→ **Written exercise**
Give back the whole listing exactly as shown.

##### Material supplied

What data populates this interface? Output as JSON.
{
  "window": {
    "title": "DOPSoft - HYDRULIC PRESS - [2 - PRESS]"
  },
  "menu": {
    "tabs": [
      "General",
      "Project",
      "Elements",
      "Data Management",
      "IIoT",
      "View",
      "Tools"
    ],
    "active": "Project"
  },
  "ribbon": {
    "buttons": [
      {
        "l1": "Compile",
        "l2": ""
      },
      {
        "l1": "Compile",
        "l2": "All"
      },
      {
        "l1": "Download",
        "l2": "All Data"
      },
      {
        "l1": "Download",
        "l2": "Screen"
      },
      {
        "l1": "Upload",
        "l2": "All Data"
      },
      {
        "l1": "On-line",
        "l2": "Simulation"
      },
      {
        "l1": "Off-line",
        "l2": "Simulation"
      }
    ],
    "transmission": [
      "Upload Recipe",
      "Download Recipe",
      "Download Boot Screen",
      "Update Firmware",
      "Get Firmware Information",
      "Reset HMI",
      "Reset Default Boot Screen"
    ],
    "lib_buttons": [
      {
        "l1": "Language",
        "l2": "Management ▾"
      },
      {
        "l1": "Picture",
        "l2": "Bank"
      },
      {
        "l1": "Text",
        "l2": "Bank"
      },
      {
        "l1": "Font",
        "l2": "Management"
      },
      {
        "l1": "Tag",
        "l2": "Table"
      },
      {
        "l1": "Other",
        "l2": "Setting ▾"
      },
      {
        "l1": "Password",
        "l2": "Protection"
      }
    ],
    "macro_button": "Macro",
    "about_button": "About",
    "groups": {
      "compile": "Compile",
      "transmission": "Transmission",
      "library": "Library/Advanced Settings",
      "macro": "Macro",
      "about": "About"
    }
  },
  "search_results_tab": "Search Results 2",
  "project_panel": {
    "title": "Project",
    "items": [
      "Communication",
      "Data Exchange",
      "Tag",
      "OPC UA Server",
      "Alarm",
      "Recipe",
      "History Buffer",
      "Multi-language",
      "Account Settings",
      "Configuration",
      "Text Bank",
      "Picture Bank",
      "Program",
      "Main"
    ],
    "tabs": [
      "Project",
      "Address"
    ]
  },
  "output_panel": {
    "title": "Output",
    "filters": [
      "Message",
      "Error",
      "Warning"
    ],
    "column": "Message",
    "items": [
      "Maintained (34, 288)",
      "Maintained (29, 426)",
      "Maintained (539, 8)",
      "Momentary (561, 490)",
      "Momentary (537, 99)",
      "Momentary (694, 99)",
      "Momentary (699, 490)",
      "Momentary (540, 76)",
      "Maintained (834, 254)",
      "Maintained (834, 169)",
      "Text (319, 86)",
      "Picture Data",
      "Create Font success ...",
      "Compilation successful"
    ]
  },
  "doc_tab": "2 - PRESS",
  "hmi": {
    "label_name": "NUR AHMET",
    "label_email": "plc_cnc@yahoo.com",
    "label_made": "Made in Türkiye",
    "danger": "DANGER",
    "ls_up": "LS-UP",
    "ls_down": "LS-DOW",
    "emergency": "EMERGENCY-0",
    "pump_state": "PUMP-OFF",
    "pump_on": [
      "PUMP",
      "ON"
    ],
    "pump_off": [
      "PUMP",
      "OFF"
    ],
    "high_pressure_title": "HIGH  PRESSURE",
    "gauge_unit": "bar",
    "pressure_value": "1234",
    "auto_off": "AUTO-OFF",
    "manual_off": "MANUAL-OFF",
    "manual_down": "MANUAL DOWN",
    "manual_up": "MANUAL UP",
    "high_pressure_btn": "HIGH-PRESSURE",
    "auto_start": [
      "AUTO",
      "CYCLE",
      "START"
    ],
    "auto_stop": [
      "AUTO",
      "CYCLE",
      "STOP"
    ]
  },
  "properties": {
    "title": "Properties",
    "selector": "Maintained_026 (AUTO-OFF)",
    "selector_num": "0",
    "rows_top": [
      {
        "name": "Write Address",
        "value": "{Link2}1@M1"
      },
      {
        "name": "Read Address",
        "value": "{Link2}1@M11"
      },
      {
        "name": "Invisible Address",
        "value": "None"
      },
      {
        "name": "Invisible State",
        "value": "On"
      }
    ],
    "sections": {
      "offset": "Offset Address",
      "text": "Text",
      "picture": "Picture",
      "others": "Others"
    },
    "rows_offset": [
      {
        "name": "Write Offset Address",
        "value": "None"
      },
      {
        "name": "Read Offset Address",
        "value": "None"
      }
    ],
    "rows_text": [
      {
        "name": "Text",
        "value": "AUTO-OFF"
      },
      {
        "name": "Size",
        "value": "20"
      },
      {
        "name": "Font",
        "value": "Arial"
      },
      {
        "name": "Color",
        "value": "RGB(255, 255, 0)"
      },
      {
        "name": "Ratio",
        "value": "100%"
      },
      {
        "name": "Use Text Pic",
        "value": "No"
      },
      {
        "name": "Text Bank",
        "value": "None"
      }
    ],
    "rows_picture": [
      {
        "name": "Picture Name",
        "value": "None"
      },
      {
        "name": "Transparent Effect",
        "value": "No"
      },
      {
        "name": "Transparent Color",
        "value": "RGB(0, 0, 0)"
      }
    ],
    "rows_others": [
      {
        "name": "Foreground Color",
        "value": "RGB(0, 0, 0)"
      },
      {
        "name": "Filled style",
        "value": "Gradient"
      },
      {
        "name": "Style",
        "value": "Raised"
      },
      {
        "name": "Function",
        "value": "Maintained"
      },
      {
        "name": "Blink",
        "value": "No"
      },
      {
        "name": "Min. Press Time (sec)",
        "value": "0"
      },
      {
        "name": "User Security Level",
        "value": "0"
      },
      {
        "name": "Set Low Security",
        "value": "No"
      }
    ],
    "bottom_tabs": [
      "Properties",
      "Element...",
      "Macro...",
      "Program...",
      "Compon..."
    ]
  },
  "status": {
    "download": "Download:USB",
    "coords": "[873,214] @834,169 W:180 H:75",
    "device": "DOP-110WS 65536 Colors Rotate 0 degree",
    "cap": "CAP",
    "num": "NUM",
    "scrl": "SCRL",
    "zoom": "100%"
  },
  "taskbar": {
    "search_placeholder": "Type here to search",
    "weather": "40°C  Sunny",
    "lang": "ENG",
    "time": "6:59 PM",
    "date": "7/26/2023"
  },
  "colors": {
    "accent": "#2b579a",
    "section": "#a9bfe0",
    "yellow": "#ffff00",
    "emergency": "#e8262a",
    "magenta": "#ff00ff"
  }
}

##########

→ **Written answer**
What data populates this interface? Output as JSON.
{
  "window": {
    "title": "DOPSoft - HYDRULIC PRESS - [2 - PRESS]"
  },
  "menu": {
    "tabs": [
      "General",
      "Project",
      "Elements",
      "Data Management",
      "IIoT",
      "View",
      "Tools"
    ],
    "active": "Project"
  },
  "ribbon": {
    "buttons": [
      {
        "l1": "Compile",
        "l2": ""
      },
      {
        "l1": "Compile",
        "l2": "All"
      },
      {
        "l1": "Download",
        "l2": "All Data"
      },
      {
        "l1": "Download",
        "l2": "Screen"
      },
      {
        "l1": "Upload",
        "l2": "All Data"
      },
      {
        "l1": "On-line",
        "l2": "Simulation"
      },
      {
        "l1": "Off-line",
        "l2": "Simulation"
      }
    ],
    "transmission": [
      "Upload Recipe",
      "Download Recipe",
      "Download Boot Screen",
      "Update Firmware",
      "Get Firmware Information",
      "Reset HMI",
      "Reset Default Boot Screen"
    ],
    "lib_buttons": [
      {
        "l1": "Language",
        "l2": "Management ▾"
      },
      {
        "l1": "Picture",
        "l2": "Bank"
      },
      {
        "l1": "Text",
        "l2": "Bank"
      },
      {
        "l1": "Font",
        "l2": "Management"
      },
      {
        "l1": "Tag",
        "l2": "Table"
      },
      {
        "l1": "Other",
        "l2": "Setting ▾"
      },
      {
        "l1": "Password",
        "l2": "Protection"
      }
    ],
    "macro_button": "Macro",
    "about_button": "About",
    "groups": {
      "compile": "Compile",
      "transmission": "Transmission",
      "library": "Library/Advanced Settings",
      "macro": "Macro",
      "about": "About"
    }
  },
  "search_results_tab": "Search Results 2",
  "project_panel": {
    "title": "Project",
    "items": [
      "Communication",
      "Data Exchange",
      "Tag",
      "OPC UA Server",
      "Alarm",
      "Recipe",
      "History Buffer",
      "Multi-language",
      "Account Settings",
      "Configuration",
      "Text Bank",
      "Picture Bank",
      "Program",
      "Main"
    ],
    "tabs": [
      "Project",
      "Address"
    ]
  },
  "output_panel": {
    "title": "Output",
    "filters": [
      "Message",
      "Error",
      "Warning"
    ],
    "column": "Message",
    "items": [
      "Maintained (34, 288)",
      "Maintained (29, 426)",
      "Maintained (539, 8)",
      "Momentary (561, 490)",
      "Momentary (537, 99)",
      "Momentary (694, 99)",
      "Momentary (699, 490)",
      "Momentary (540, 76)",
      "Maintained (834, 254)",
      "Maintained (834, 169)",
      "Text (319, 86)",
      "Picture Data",
      "Create Font success ...",
      "Compilation successful"
    ]
  },
  "doc_tab": "2 - PRESS",
  "hmi": {
    "label_name": "NUR AHMET",
    "label_email": "plc_cnc@yahoo.com",
    "label_made": "Made in Türkiye",
    "danger": "DANGER",
    "ls_up": "LS-UP",
    "ls_down": "LS-DOW",
    "emergency": "EMERGENCY-0",
    "pump_state": "PUMP-OFF",
    "pump_on": [
      "PUMP",
      "ON"
    ],
    "pump_off": [
      "PUMP",
      "OFF"
    ],
    "high_pressure_title": "HIGH  PRESSURE",
    "gauge_unit": "bar",
    "pressure_value": "1234",
    "auto_off": "AUTO-OFF",
    "manual_off": "MANUAL-OFF",
    "manual_down": "MANUAL DOWN",
    "manual_up": "MANUAL UP",
    "high_pressure_btn": "HIGH-PRESSURE",
    "auto_start": [
      "AUTO",
      "CYCLE",
      "START"
    ],
    "auto_stop": [
      "AUTO",
      "CYCLE",
      "STOP"
    ]
  },
  "properties": {
    "title": "Properties",
    "selector": "Maintained_026 (AUTO-OFF)",
    "selector_num": "0",
    "rows_top": [
      {
        "name": "Write Address",
        "value": "{Link2}1@M1"
      },
      {
        "name": "Read Address",
        "value": "{Link2}1@M11"
      },
      {
        "name": "Invisible Address",
        "value": "None"
      },
      {
        "name": "Invisible State",
        "value": "On"
      }
    ],
    "sections": {
      "offset": "Offset Address",
      "text": "Text",
      "picture": "Picture",
      "others": "Others"
    },
    "rows_offset": [
      {
        "name": "Write Offset Address",
        "value": "None"
      },
      {
        "name": "Read Offset Address",
        "value": "None"
      }
    ],
    "rows_text": [
      {
        "name": "Text",
        "value": "AUTO-OFF"
      },
      {
        "name": "Size",
        "value": "20"
      },
      {
        "name": "Font",
        "value": "Arial"
      },
      {
        "name": "Color",
        "value": "RGB(255, 255, 0)"
      },
      {
        "name": "Ratio",
        "value": "100%"
      },
      {
        "name": "Use Text Pic",
        "value": "No"
      },
      {
        "name": "Text Bank",
        "value": "None"
      }
    ],
    "rows_picture": [
      {
        "name": "Picture Name",
        "value": "None"
      },
      {
        "name": "Transparent Effect",
        "value": "No"
      },
      {
        "name": "Transparent Color",
        "value": "RGB(0, 0, 0)"
      }
    ],
    "rows_others": [
      {
        "name": "Foreground Color",
        "value": "RGB(0, 0, 0)"
      },
      {
        "name": "Filled style",
        "value": "Gradient"
      },
      {
        "name": "Style",
        "value": "Raised"
      },
      {
        "name": "Function",
        "value": "Maintained"
      },
      {
        "name": "Blink",
        "value": "No"
      },
      {
        "name": "Min. Press Time (sec)",
        "value": "0"
      },
      {
        "name": "User Security Level",
        "value": "0"
      },
      {
        "name": "Set Low Security",
        "value": "No"
      }
    ],
    "bottom_tabs": [
      "Properties",
      "Element...",
      "Macro...",
      "Program...",
      "Compon..."
    ]
  },
  "status": {
    "download": "Download:USB",
    "coords": "[873,214] @834,169 W:180 H:75",
    "device": "DOP-110WS 65536 Colors Rotate 0 degree",
    "cap": "CAP",
    "num": "NUM",
    "scrl": "SCRL",
    "zoom": "100%"
  },
  "taskbar": {
    "search_placeholder": "Type here to search",
    "weather": "40°C  Sunny",
    "lang": "ENG",
    "time": "6:59 PM",
    "date": "7/26/2023"
  },
  "colors": {
    "accent": "#2b579a",
    "section": "#a9bfe0",
    "yellow": "#ffff00",
    "emergency": "#e8262a",
    "magenta": "#ff00ff"
  }
}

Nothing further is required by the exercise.